◆ **TASK PROMPT**:
Every line of the material that follows must be printed again exactly.
________
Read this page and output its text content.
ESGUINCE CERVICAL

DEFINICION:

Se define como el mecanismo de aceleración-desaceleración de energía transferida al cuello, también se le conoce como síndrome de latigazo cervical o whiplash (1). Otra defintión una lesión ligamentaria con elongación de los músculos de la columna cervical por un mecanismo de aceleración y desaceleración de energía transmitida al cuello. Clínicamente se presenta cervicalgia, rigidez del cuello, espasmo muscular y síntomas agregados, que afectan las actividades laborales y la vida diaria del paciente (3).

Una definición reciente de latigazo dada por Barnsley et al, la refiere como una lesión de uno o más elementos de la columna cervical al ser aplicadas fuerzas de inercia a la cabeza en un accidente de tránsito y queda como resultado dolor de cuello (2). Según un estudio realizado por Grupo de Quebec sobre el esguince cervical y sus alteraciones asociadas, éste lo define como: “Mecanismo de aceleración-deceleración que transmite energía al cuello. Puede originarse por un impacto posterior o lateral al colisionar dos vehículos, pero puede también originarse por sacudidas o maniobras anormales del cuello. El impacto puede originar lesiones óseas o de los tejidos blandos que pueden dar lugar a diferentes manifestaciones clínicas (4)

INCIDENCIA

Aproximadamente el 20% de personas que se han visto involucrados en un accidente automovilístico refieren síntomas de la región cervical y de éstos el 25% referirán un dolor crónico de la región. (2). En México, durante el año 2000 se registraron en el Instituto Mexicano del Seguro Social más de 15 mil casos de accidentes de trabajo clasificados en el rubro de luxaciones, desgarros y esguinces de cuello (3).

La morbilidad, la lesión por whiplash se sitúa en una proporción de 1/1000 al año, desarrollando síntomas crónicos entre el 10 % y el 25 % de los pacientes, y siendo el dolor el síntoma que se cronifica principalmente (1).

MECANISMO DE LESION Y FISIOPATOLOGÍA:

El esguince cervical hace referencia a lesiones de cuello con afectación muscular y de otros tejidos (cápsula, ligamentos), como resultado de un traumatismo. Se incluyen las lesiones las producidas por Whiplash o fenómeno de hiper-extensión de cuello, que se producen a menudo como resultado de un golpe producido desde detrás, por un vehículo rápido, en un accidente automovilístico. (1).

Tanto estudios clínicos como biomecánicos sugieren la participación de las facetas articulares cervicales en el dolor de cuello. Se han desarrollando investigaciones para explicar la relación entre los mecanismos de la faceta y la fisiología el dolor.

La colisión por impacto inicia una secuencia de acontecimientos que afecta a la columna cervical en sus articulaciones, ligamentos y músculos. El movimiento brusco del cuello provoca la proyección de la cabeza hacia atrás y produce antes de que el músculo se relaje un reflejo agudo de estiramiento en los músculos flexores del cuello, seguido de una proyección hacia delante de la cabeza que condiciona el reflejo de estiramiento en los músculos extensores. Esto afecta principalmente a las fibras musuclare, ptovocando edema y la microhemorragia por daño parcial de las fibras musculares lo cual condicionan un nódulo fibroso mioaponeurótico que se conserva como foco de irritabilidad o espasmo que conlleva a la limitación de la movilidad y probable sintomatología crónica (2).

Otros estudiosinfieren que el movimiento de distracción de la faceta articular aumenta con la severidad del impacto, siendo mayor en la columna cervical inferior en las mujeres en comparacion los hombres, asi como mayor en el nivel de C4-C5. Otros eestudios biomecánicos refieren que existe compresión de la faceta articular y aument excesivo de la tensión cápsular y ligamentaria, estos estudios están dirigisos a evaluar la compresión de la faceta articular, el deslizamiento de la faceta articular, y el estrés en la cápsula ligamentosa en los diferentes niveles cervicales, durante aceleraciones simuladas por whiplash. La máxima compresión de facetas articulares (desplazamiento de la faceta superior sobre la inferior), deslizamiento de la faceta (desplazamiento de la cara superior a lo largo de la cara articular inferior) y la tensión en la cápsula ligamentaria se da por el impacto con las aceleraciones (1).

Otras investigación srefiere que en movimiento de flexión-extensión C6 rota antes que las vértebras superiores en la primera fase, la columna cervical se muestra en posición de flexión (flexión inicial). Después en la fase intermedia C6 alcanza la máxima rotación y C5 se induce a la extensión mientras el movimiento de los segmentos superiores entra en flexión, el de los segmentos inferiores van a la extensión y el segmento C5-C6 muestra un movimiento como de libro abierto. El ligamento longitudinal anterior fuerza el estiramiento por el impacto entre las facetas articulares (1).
________
◆ **EXERCISE OUTPUT**:
Read this page and output its text content.
ESGUINCE CERVICAL

DEFINICION:

Se define como el mecanismo de aceleración-desaceleración de energía transferida al cuello, también se le conoce como síndrome de latigazo cervical o whiplash (1). Otra defintión una lesión ligamentaria con elongación de los músculos de la columna cervical por un mecanismo de aceleración y desaceleración de energía transmitida al cuello. Clínicamente se presenta cervicalgia, rigidez del cuello, espasmo muscular y síntomas agregados, que afectan las actividades laborales y la vida diaria del paciente (3).

Una definición reciente de latigazo dada por Barnsley et al, la refiere como una lesión de uno o más elementos de la columna cervical al ser aplicadas fuerzas de inercia a la cabeza en un accidente de tránsito y queda como resultado dolor de cuello (2). Según un estudio realizado por Grupo de Quebec sobre el esguince cervical y sus alteraciones asociadas, éste lo define como: “Mecanismo de aceleración-deceleración que transmite energía al cuello. Puede originarse por un impacto posterior o lateral al colisionar dos vehículos, pero puede también originarse por sacudidas o maniobras anormales del cuello. El impacto puede originar lesiones óseas o de los tejidos blandos que pueden dar lugar a diferentes manifestaciones clínicas (4)

INCIDENCIA

Aproximadamente el 20% de personas que se han visto involucrados en un accidente automovilístico refieren síntomas de la región cervical y de éstos el 25% referirán un dolor crónico de la región. (2). En México, durante el año 2000 se registraron en el Instituto Mexicano del Seguro Social más de 15 mil casos de accidentes de trabajo clasificados en el rubro de luxaciones, desgarros y esguinces de cuello (3).

La morbilidad, la lesión por whiplash se sitúa en una proporción de 1/1000 al año, desarrollando síntomas crónicos entre el 10 % y el 25 % de los pacientes, y siendo el dolor el síntoma que se cronifica principalmente (1).

MECANISMO DE LESION Y FISIOPATOLOGÍA:

El esguince cervical hace referencia a lesiones de cuello con afectación muscular y de otros tejidos (cápsula, ligamentos), como resultado de un traumatismo. Se incluyen las lesiones las producidas por Whiplash o fenómeno de hiper-extensión de cuello, que se producen a menudo como resultado de un golpe producido desde detrás, por un vehículo rápido, en un accidente automovilístico. (1).

Tanto estudios clínicos como biomecánicos sugieren la participación de las facetas articulares cervicales en el dolor de cuello. Se han desarrollando investigaciones para explicar la relación entre los mecanismos de la faceta y la fisiología el dolor.

La colisión por impacto inicia una secuencia de acontecimientos que afecta a la columna cervical en sus articulaciones, ligamentos y músculos. El movimiento brusco del cuello provoca la proyección de la cabeza hacia atrás y produce antes de que el músculo se relaje un reflejo agudo de estiramiento en los músculos flexores del cuello, seguido de una proyección hacia delante de la cabeza que condiciona el reflejo de estiramiento en los músculos extensores. Esto afecta principalmente a las fibras musuclare, ptovocando edema y la microhemorragia por daño parcial de las fibras musculares lo cual condicionan un nódulo fibroso mioaponeurótico que se conserva como foco de irritabilidad o espasmo que conlleva a la limitación de la movilidad y probable sintomatología crónica (2).

Otros estudiosinfieren que el movimiento de distracción de la faceta articular aumenta con la severidad del impacto, siendo mayor en la columna cervical inferior en las mujeres en comparacion los hombres, asi como mayor en el nivel de C4-C5. Otros eestudios biomecánicos refieren que existe compresión de la faceta articular y aument excesivo de la tensión cápsular y ligamentaria, estos estudios están dirigisos a evaluar la compresión de la faceta articular, el deslizamiento de la faceta articular, y el estrés en la cápsula ligamentosa en los diferentes niveles cervicales, durante aceleraciones simuladas por whiplash. La máxima compresión de facetas articulares (desplazamiento de la faceta superior sobre la inferior), deslizamiento de la faceta (desplazamiento de la cara superior a lo largo de la cara articular inferior) y la tensión en la cápsula ligamentaria se da por el impacto con las aceleraciones (1).

Otras investigación srefiere que en movimiento de flexión-extensión C6 rota antes que las vértebras superiores en la primera fase, la columna cervical se muestra en posición de flexión (flexión inicial). Después en la fase intermedia C6 alcanza la máxima rotación y C5 se induce a la extensión mientras el movimiento de los segmentos superiores entra en flexión, el de los segmentos inferiores van a la extensión y el segmento C5-C6 muestra un movimiento como de libro abierto. El ligamento longitudinal anterior fuerza el estiramiento por el impacto entre las facetas articulares (1).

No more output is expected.